Data for the task:
-- begin --
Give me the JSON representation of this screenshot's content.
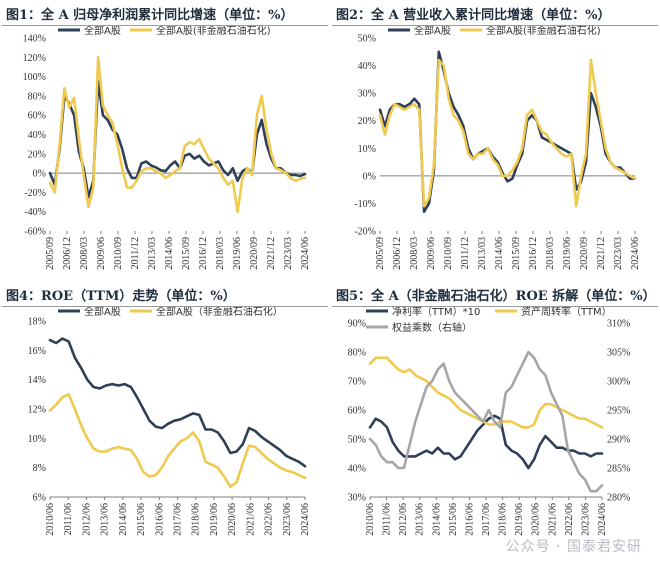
{
  "colors": {
    "dark": "#2e4057",
    "gold": "#f0c94f",
    "gray": "#a6a6a6"
  },
  "watermark": "公众号 · 国泰君安研",
  "charts": [
    {
      "title": "图1：全 A 归母净利润累计同比增速（单位：%）",
      "chart_data": {
        "type": "line",
        "x_ticks": [
          "2005/09",
          "2006/12",
          "2008/03",
          "2009/06",
          "2010/09",
          "2011/12",
          "2013/03",
          "2014/06",
          "2015/09",
          "2016/12",
          "2018/03",
          "2019/06",
          "2020/09",
          "2021/12",
          "2023/03",
          "2024/06"
        ],
        "ylim": [
          -60,
          140
        ],
        "y_ticks": [
          -60,
          -40,
          -20,
          0,
          20,
          40,
          60,
          80,
          100,
          120,
          140
        ],
        "y_format": "percent",
        "series": [
          {
            "name": "全部A股",
            "color": "#2e4057",
            "values": [
              0,
              -12,
              25,
              80,
              72,
              60,
              22,
              5,
              -25,
              -8,
              95,
              60,
              55,
              45,
              40,
              25,
              5,
              -5,
              -5,
              10,
              12,
              8,
              6,
              3,
              2,
              8,
              12,
              5,
              18,
              20,
              15,
              18,
              12,
              8,
              10,
              12,
              3,
              -2,
              5,
              -8,
              2,
              5,
              0,
              40,
              55,
              30,
              15,
              5,
              5,
              0,
              -2,
              -2,
              -3,
              -1
            ]
          },
          {
            "name": "全部A股(非金融石油石化)",
            "color": "#f0c94f",
            "values": [
              -10,
              -20,
              30,
              88,
              68,
              78,
              35,
              -2,
              -35,
              -15,
              120,
              70,
              60,
              52,
              30,
              5,
              -15,
              -15,
              -8,
              2,
              5,
              5,
              2,
              0,
              -5,
              -2,
              2,
              5,
              28,
              32,
              30,
              35,
              25,
              15,
              10,
              5,
              -5,
              -12,
              -8,
              -40,
              -5,
              5,
              -2,
              60,
              80,
              45,
              20,
              5,
              3,
              0,
              -5,
              -8,
              -6,
              -5
            ]
          }
        ]
      }
    },
    {
      "title": "图2：全 A 营业收入累计同比增速（单位：%）",
      "chart_data": {
        "type": "line",
        "x_ticks": [
          "2005/09",
          "2006/12",
          "2008/03",
          "2009/06",
          "2010/09",
          "2011/12",
          "2013/03",
          "2014/06",
          "2015/09",
          "2016/12",
          "2018/03",
          "2019/06",
          "2020/09",
          "2021/12",
          "2023/03",
          "2024/06"
        ],
        "ylim": [
          -20,
          50
        ],
        "y_ticks": [
          -20,
          -10,
          0,
          10,
          20,
          30,
          40,
          50
        ],
        "y_format": "percent",
        "series": [
          {
            "name": "全部A股",
            "color": "#2e4057",
            "values": [
              24,
              18,
              24,
              26,
              26,
              25,
              26,
              28,
              26,
              -13,
              -10,
              2,
              45,
              38,
              30,
              25,
              22,
              18,
              10,
              6,
              8,
              9,
              10,
              7,
              5,
              1,
              -2,
              -1,
              4,
              8,
              20,
              22,
              20,
              14,
              13,
              12,
              11,
              10,
              9,
              8,
              -5,
              -2,
              5,
              30,
              25,
              18,
              8,
              5,
              3,
              3,
              1,
              -1,
              -1
            ]
          },
          {
            "name": "全部A股(非金融石油石化)",
            "color": "#f0c94f",
            "values": [
              22,
              15,
              22,
              26,
              25,
              24,
              25,
              26,
              24,
              -11,
              -8,
              4,
              42,
              40,
              28,
              22,
              20,
              16,
              8,
              6,
              8,
              8,
              10,
              6,
              4,
              0,
              0,
              2,
              5,
              10,
              22,
              24,
              20,
              16,
              15,
              12,
              10,
              8,
              7,
              8,
              -11,
              0,
              8,
              42,
              30,
              20,
              10,
              5,
              3,
              2,
              1,
              0,
              -1
            ]
          }
        ]
      }
    },
    {
      "title": "图4：ROE（TTM）走势（单位：%）",
      "chart_data": {
        "type": "line",
        "x_ticks": [
          "2010/06",
          "2011/06",
          "2012/06",
          "2013/06",
          "2014/06",
          "2015/06",
          "2016/06",
          "2017/06",
          "2018/06",
          "2019/06",
          "2020/06",
          "2021/06",
          "2022/06",
          "2023/06",
          "2024/06"
        ],
        "ylim": [
          6,
          18
        ],
        "y_ticks": [
          6,
          8,
          10,
          12,
          14,
          16,
          18
        ],
        "y_format": "percent",
        "series": [
          {
            "name": "全部A股",
            "color": "#2e4057",
            "values": [
              16.7,
              16.5,
              16.8,
              16.6,
              15.5,
              14.8,
              14.0,
              13.5,
              13.4,
              13.6,
              13.7,
              13.6,
              13.7,
              13.5,
              12.8,
              12.0,
              11.2,
              10.8,
              10.7,
              11.0,
              11.2,
              11.3,
              11.5,
              11.7,
              11.6,
              10.6,
              10.6,
              10.4,
              9.8,
              9.0,
              9.1,
              9.6,
              10.7,
              10.5,
              10.1,
              9.8,
              9.5,
              9.2,
              8.8,
              8.6,
              8.4,
              8.1
            ]
          },
          {
            "name": "全部A股（非金融石油石化）",
            "color": "#f0c94f",
            "values": [
              11.9,
              12.3,
              12.8,
              13.0,
              12.0,
              10.9,
              10.0,
              9.3,
              9.1,
              9.1,
              9.3,
              9.4,
              9.3,
              9.2,
              8.6,
              7.7,
              7.4,
              7.5,
              8.0,
              8.8,
              9.3,
              9.8,
              10.0,
              10.4,
              9.8,
              8.4,
              8.2,
              8.0,
              7.4,
              6.7,
              7.0,
              8.3,
              9.5,
              9.4,
              9.0,
              8.6,
              8.3,
              8.0,
              7.8,
              7.7,
              7.5,
              7.3
            ]
          }
        ]
      }
    },
    {
      "title": "图5：全 A（非金融石油石化）ROE 拆解（单位：%）",
      "chart_data": {
        "type": "line",
        "x_ticks": [
          "2010/06",
          "2011/06",
          "2012/06",
          "2013/06",
          "2014/06",
          "2015/06",
          "2016/06",
          "2017/06",
          "2018/06",
          "2019/06",
          "2020/06",
          "2021/06",
          "2022/06",
          "2023/06",
          "2024/06"
        ],
        "ylim": [
          30,
          90
        ],
        "y_ticks": [
          30,
          40,
          50,
          60,
          70,
          80,
          90
        ],
        "y_format": "percent",
        "y2lim": [
          280,
          310
        ],
        "y2_ticks": [
          280,
          285,
          290,
          295,
          300,
          305,
          310
        ],
        "y2_format": "percent",
        "series": [
          {
            "name": "净利率（TTM）*10",
            "color": "#2e4057",
            "axis": "left",
            "values": [
              54,
              57,
              56,
              54,
              49,
              46,
              44,
              44,
              44,
              45,
              46,
              45,
              47,
              45,
              45,
              43,
              44,
              47,
              50,
              53,
              55,
              57,
              58,
              57,
              48,
              46,
              45,
              43,
              40,
              43,
              48,
              51,
              49,
              47,
              47,
              46,
              46,
              45,
              45,
              44,
              45,
              45
            ]
          },
          {
            "name": "资产周转率（TTM）",
            "color": "#f0c94f",
            "axis": "left",
            "values": [
              76,
              78,
              78,
              78,
              76,
              74,
              73,
              74,
              72,
              71,
              70,
              68,
              66,
              65,
              64,
              62,
              60,
              59,
              58,
              57,
              56,
              55,
              55,
              56,
              56,
              56,
              55,
              54,
              54,
              55,
              60,
              62,
              62,
              61,
              60,
              59,
              58,
              57,
              57,
              56,
              55,
              54
            ]
          },
          {
            "name": "权益乘数（右轴）",
            "color": "#a6a6a6",
            "axis": "right",
            "values": [
              290,
              289,
              287,
              286,
              286,
              285,
              285,
              289,
              293,
              296,
              299,
              300,
              302,
              303,
              300,
              298,
              297,
              296,
              295,
              294,
              293,
              295,
              293,
              292,
              298,
              299,
              301,
              303,
              305,
              304,
              302,
              301,
              298,
              296,
              294,
              288,
              286,
              284,
              283,
              281,
              281,
              282
            ]
          }
        ]
      }
    }
  ]
}
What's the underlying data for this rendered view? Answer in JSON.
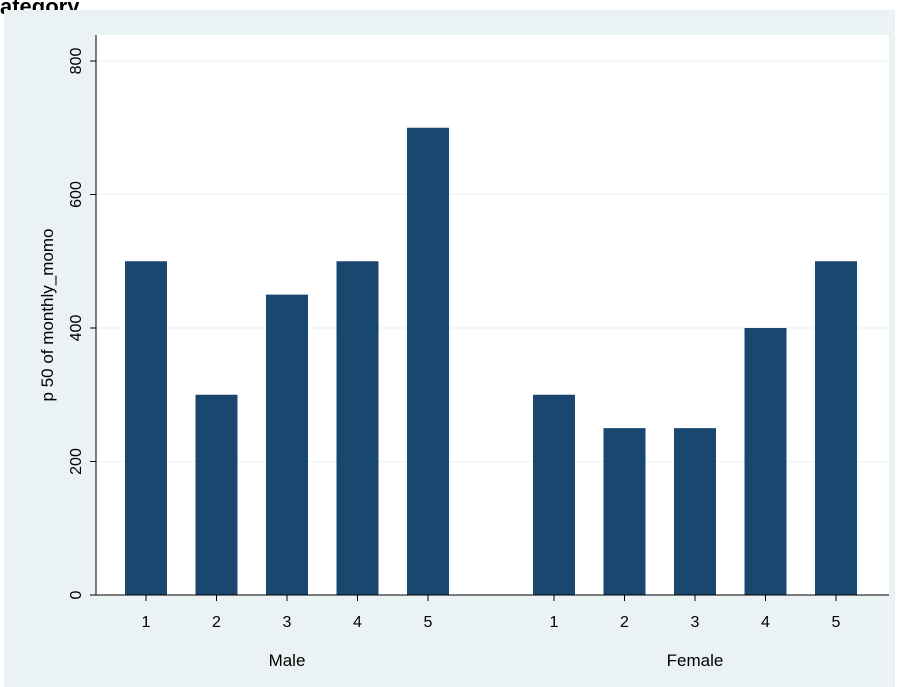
{
  "header": {
    "cropped_title": "ategory"
  },
  "colors": {
    "outer_background": "#eaf2f3",
    "plot_background": "#ffffff",
    "bar": "#1a476f",
    "grid": "#eaf2f3",
    "axis": "#000000"
  },
  "chart_data": {
    "type": "bar",
    "title": "",
    "ylabel": "p 50 of monthly_momo",
    "xlabel": "",
    "ylim": [
      0,
      800
    ],
    "yticks": [
      0,
      200,
      400,
      600,
      800
    ],
    "grid": true,
    "groups": [
      {
        "name": "Male",
        "categories": [
          "1",
          "2",
          "3",
          "4",
          "5"
        ],
        "values": [
          500,
          300,
          450,
          500,
          700
        ]
      },
      {
        "name": "Female",
        "categories": [
          "1",
          "2",
          "3",
          "4",
          "5"
        ],
        "values": [
          300,
          250,
          250,
          400,
          500
        ]
      }
    ]
  }
}
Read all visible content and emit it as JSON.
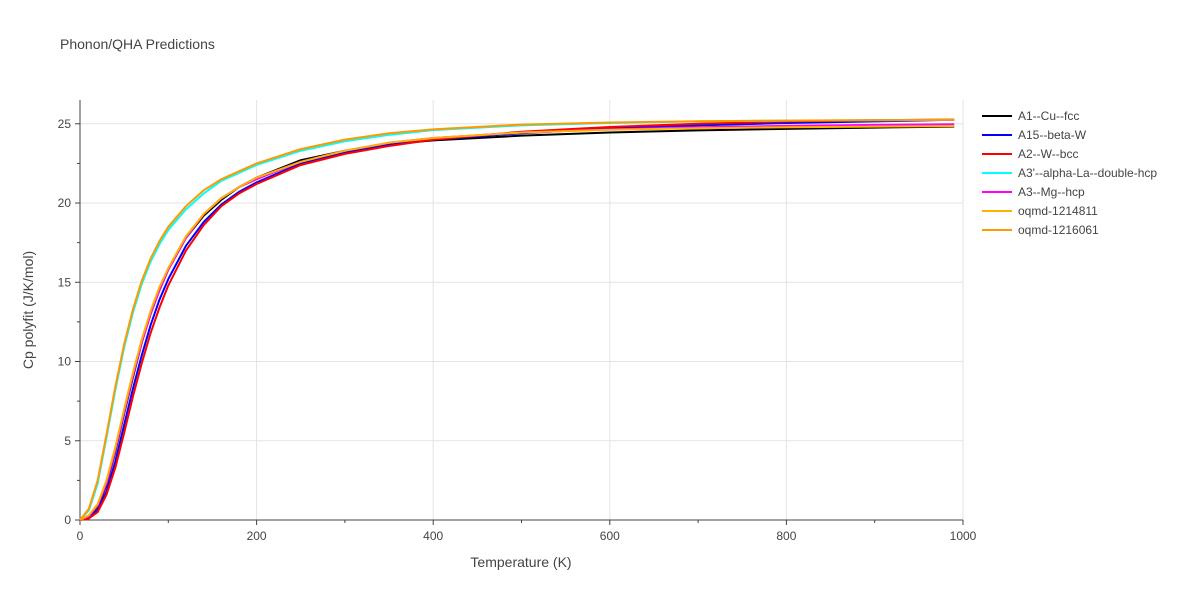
{
  "title": "Phonon/QHA Predictions",
  "chart_data": {
    "type": "line",
    "title": "Phonon/QHA Predictions",
    "xlabel": "Temperature (K)",
    "ylabel": "Cp polyfit (J/K/mol)",
    "xlim": [
      0,
      1000
    ],
    "ylim": [
      0,
      26.5
    ],
    "xticks": [
      0,
      200,
      400,
      600,
      800,
      1000
    ],
    "yticks": [
      0,
      5,
      10,
      15,
      20,
      25
    ],
    "grid": true,
    "legend_position": "right",
    "x": [
      0,
      10,
      20,
      30,
      40,
      50,
      60,
      70,
      80,
      90,
      100,
      120,
      140,
      160,
      180,
      200,
      250,
      300,
      350,
      400,
      500,
      600,
      700,
      800,
      900,
      990
    ],
    "series": [
      {
        "name": "A1--Cu--fcc",
        "color": "#000000",
        "values": [
          0,
          0.2,
          0.8,
          2.2,
          4.3,
          6.7,
          9.0,
          11.2,
          13.0,
          14.5,
          15.8,
          17.8,
          19.2,
          20.2,
          21.0,
          21.6,
          22.7,
          23.3,
          23.7,
          23.95,
          24.25,
          24.45,
          24.58,
          24.68,
          24.76,
          24.82
        ]
      },
      {
        "name": "A15--beta-W",
        "color": "#0000ff",
        "values": [
          0,
          0.15,
          0.6,
          1.8,
          3.7,
          6.0,
          8.3,
          10.4,
          12.3,
          13.9,
          15.2,
          17.3,
          18.8,
          19.9,
          20.7,
          21.3,
          22.5,
          23.2,
          23.7,
          24.0,
          24.4,
          24.7,
          24.9,
          25.05,
          25.15,
          25.25
        ]
      },
      {
        "name": "A2--W--bcc",
        "color": "#ff0000",
        "values": [
          0,
          0.1,
          0.5,
          1.6,
          3.3,
          5.5,
          7.8,
          9.9,
          11.8,
          13.4,
          14.8,
          17.0,
          18.6,
          19.8,
          20.6,
          21.2,
          22.4,
          23.1,
          23.6,
          24.0,
          24.5,
          24.8,
          25.0,
          25.15,
          25.22,
          25.27
        ]
      },
      {
        "name": "A3'--alpha-La--double-hcp",
        "color": "#00ffff",
        "values": [
          0,
          0.6,
          2.3,
          5.2,
          8.2,
          10.9,
          13.1,
          14.9,
          16.3,
          17.4,
          18.3,
          19.6,
          20.6,
          21.4,
          21.9,
          22.4,
          23.3,
          23.9,
          24.3,
          24.6,
          24.9,
          25.05,
          25.15,
          25.2,
          25.22,
          25.25
        ]
      },
      {
        "name": "A3--Mg--hcp",
        "color": "#ff00ff",
        "values": [
          0,
          0.25,
          0.9,
          2.3,
          4.4,
          6.8,
          9.1,
          11.2,
          13.0,
          14.5,
          15.8,
          17.8,
          19.3,
          20.3,
          21.0,
          21.5,
          22.6,
          23.3,
          23.8,
          24.1,
          24.45,
          24.65,
          24.78,
          24.87,
          24.93,
          24.97
        ]
      },
      {
        "name": "oqmd-1214811",
        "color": "#ffb000",
        "values": [
          0,
          0.3,
          1.0,
          2.5,
          4.6,
          7.0,
          9.3,
          11.4,
          13.2,
          14.7,
          15.9,
          17.9,
          19.3,
          20.3,
          21.0,
          21.6,
          22.6,
          23.3,
          23.8,
          24.1,
          24.45,
          24.62,
          24.72,
          24.78,
          24.82,
          24.85
        ]
      },
      {
        "name": "oqmd-1216061",
        "color": "#ff9900",
        "values": [
          0,
          0.7,
          2.5,
          5.4,
          8.4,
          11.1,
          13.3,
          15.1,
          16.5,
          17.6,
          18.5,
          19.8,
          20.8,
          21.5,
          22.0,
          22.5,
          23.4,
          24.0,
          24.4,
          24.65,
          24.95,
          25.08,
          25.16,
          25.2,
          25.23,
          25.25
        ]
      }
    ]
  }
}
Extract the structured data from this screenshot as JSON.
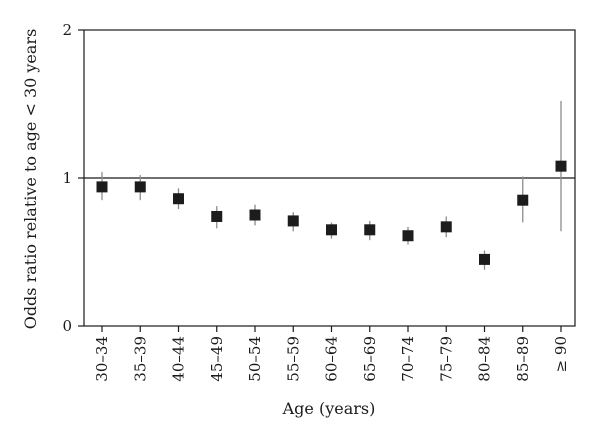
-- end --
Work to be completed: Collect the complete line wherever the string "oqmd" appears in the records.

Output of the exercise:
        "name": "oqmd-1214811",
        "name": "oqmd-1216061",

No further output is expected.